::: Provided data :::
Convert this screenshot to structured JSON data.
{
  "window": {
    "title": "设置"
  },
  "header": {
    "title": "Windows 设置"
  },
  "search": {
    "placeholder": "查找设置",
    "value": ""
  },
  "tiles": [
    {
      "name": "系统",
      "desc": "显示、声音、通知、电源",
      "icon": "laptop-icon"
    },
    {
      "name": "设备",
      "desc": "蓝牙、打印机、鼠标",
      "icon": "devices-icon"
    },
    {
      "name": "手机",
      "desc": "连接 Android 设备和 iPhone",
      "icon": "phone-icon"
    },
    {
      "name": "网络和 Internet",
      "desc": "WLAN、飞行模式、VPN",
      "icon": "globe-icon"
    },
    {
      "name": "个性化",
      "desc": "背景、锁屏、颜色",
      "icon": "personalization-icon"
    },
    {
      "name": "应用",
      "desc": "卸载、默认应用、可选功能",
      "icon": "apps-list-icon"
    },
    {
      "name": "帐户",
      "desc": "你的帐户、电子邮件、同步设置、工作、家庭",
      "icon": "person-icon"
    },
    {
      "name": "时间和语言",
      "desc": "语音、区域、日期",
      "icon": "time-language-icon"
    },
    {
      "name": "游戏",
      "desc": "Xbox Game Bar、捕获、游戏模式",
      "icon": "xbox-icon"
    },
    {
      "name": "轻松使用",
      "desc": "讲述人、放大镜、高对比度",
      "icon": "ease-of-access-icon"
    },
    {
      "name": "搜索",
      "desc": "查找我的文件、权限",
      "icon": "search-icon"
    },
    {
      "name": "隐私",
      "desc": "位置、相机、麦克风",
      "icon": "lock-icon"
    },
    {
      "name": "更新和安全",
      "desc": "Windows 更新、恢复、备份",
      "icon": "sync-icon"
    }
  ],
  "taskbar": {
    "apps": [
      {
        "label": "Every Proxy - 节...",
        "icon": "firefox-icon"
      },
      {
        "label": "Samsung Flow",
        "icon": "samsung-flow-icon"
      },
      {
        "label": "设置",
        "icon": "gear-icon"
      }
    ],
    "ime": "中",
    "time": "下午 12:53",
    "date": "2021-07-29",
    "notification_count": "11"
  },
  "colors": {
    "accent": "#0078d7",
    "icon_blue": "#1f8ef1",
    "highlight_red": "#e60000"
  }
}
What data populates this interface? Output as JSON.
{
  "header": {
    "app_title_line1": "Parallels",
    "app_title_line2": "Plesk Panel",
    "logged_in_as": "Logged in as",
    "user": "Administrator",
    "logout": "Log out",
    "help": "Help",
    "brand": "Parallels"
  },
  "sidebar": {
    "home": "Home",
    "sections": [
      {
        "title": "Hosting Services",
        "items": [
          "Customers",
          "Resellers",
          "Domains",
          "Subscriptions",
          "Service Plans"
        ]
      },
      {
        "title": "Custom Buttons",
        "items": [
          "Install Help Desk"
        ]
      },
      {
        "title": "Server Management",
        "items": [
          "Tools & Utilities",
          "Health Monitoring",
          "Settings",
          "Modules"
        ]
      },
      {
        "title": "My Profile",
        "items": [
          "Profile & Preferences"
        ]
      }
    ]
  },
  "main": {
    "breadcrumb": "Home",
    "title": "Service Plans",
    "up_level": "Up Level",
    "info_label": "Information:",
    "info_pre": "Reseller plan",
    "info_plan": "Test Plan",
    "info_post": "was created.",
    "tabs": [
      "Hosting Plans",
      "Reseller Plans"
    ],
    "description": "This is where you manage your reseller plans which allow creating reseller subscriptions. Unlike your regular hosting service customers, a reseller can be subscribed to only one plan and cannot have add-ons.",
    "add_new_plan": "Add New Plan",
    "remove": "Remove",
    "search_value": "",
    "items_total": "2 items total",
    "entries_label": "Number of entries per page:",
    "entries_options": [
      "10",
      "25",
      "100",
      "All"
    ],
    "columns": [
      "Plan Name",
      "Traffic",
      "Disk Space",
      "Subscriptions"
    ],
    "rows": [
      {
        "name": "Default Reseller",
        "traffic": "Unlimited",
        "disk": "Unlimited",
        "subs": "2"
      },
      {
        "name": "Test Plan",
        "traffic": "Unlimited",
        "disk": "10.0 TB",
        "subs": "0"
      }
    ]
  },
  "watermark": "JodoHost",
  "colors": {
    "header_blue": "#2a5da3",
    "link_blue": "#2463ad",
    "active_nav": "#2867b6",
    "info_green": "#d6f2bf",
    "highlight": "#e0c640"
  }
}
:::
Copy every line exactly. Leave nothing out.

Solution to this task =
Convert this screenshot to structured JSON data.
{
  "window": {
    "title": "设置"
  },
  "header": {
    "title": "Windows 设置"
  },
  "search": {
    "placeholder": "查找设置",
    "value": ""
  },
  "tiles": [
    {
      "name": "系统",
      "desc": "显示、声音、通知、电源",
      "icon": "laptop-icon"
    },
    {
      "name": "设备",
      "desc": "蓝牙、打印机、鼠标",
      "icon": "devices-icon"
    },
    {
      "name": "手机",
      "desc": "连接 Android 设备和 iPhone",
      "icon": "phone-icon"
    },
    {
      "name": "网络和 Internet",
      "desc": "WLAN、飞行模式、VPN",
      "icon": "globe-icon"
    },
    {
      "name": "个性化",
      "desc": "背景、锁屏、颜色",
      "icon": "personalization-icon"
    },
    {
      "name": "应用",
      "desc": "卸载、默认应用、可选功能",
      "icon": "apps-list-icon"
    },
    {
      "name": "帐户",
      "desc": "你的帐户、电子邮件、同步设置、工作、家庭",
      "icon": "person-icon"
    },
    {
      "name": "时间和语言",
      "desc": "语音、区域、日期",
      "icon": "time-language-icon"
    },
    {
      "name": "游戏",
      "desc": "Xbox Game Bar、捕获、游戏模式",
      "icon": "xbox-icon"
    },
    {
      "name": "轻松使用",
      "desc": "讲述人、放大镜、高对比度",
      "icon": "ease-of-access-icon"
    },
    {
      "name": "搜索",
      "desc": "查找我的文件、权限",
      "icon": "search-icon"
    },
    {
      "name": "隐私",
      "desc": "位置、相机、麦克风",
      "icon": "lock-icon"
    },
    {
      "name": "更新和安全",
      "desc": "Windows 更新、恢复、备份",
      "icon": "sync-icon"
    }
  ],
  "taskbar": {
    "apps": [
      {
        "label": "Every Proxy - 节...",
        "icon": "firefox-icon"
      },
      {
        "label": "Samsung Flow",
        "icon": "samsung-flow-icon"
      },
      {
        "label": "设置",
        "icon": "gear-icon"
      }
    ],
    "ime": "中",
    "time": "下午 12:53",
    "date": "2021-07-29",
    "notification_count": "11"
  },
  "colors": {
    "accent": "#0078d7",
    "icon_blue": "#1f8ef1",
    "highlight_red": "#e60000"
  }
}
What data populates this interface? Output as JSON.
{
  "header": {
    "app_title_line1": "Parallels",
    "app_title_line2": "Plesk Panel",
    "logged_in_as": "Logged in as",
    "user": "Administrator",
    "logout": "Log out",
    "help": "Help",
    "brand": "Parallels"
  },
  "sidebar": {
    "home": "Home",
    "sections": [
      {
        "title": "Hosting Services",
        "items": [
          "Customers",
          "Resellers",
          "Domains",
          "Subscriptions",
          "Service Plans"
        ]
      },
      {
        "title": "Custom Buttons",
        "items": [
          "Install Help Desk"
        ]
      },
      {
        "title": "Server Management",
        "items": [
          "Tools & Utilities",
          "Health Monitoring",
          "Settings",
          "Modules"
        ]
      },
      {
        "title": "My Profile",
        "items": [
          "Profile & Preferences"
        ]
      }
    ]
  },
  "main": {
    "breadcrumb": "Home",
    "title": "Service Plans",
    "up_level": "Up Level",
    "info_label": "Information:",
    "info_pre": "Reseller plan",
    "info_plan": "Test Plan",
    "info_post": "was created.",
    "tabs": [
      "Hosting Plans",
      "Reseller Plans"
    ],
    "description": "This is where you manage your reseller plans which allow creating reseller subscriptions. Unlike your regular hosting service customers, a reseller can be subscribed to only one plan and cannot have add-ons.",
    "add_new_plan": "Add New Plan",
    "remove": "Remove",
    "search_value": "",
    "items_total": "2 items total",
    "entries_label": "Number of entries per page:",
    "entries_options": [
      "10",
      "25",
      "100",
      "All"
    ],
    "columns": [
      "Plan Name",
      "Traffic",
      "Disk Space",
      "Subscriptions"
    ],
    "rows": [
      {
        "name": "Default Reseller",
        "traffic": "Unlimited",
        "disk": "Unlimited",
        "subs": "2"
      },
      {
        "name": "Test Plan",
        "traffic": "Unlimited",
        "disk": "10.0 TB",
        "subs": "0"
      }
    ]
  },
  "watermark": "JodoHost",
  "colors": {
    "header_blue": "#2a5da3",
    "link_blue": "#2463ad",
    "active_nav": "#2867b6",
    "info_green": "#d6f2bf",
    "highlight": "#e0c640"
  }
}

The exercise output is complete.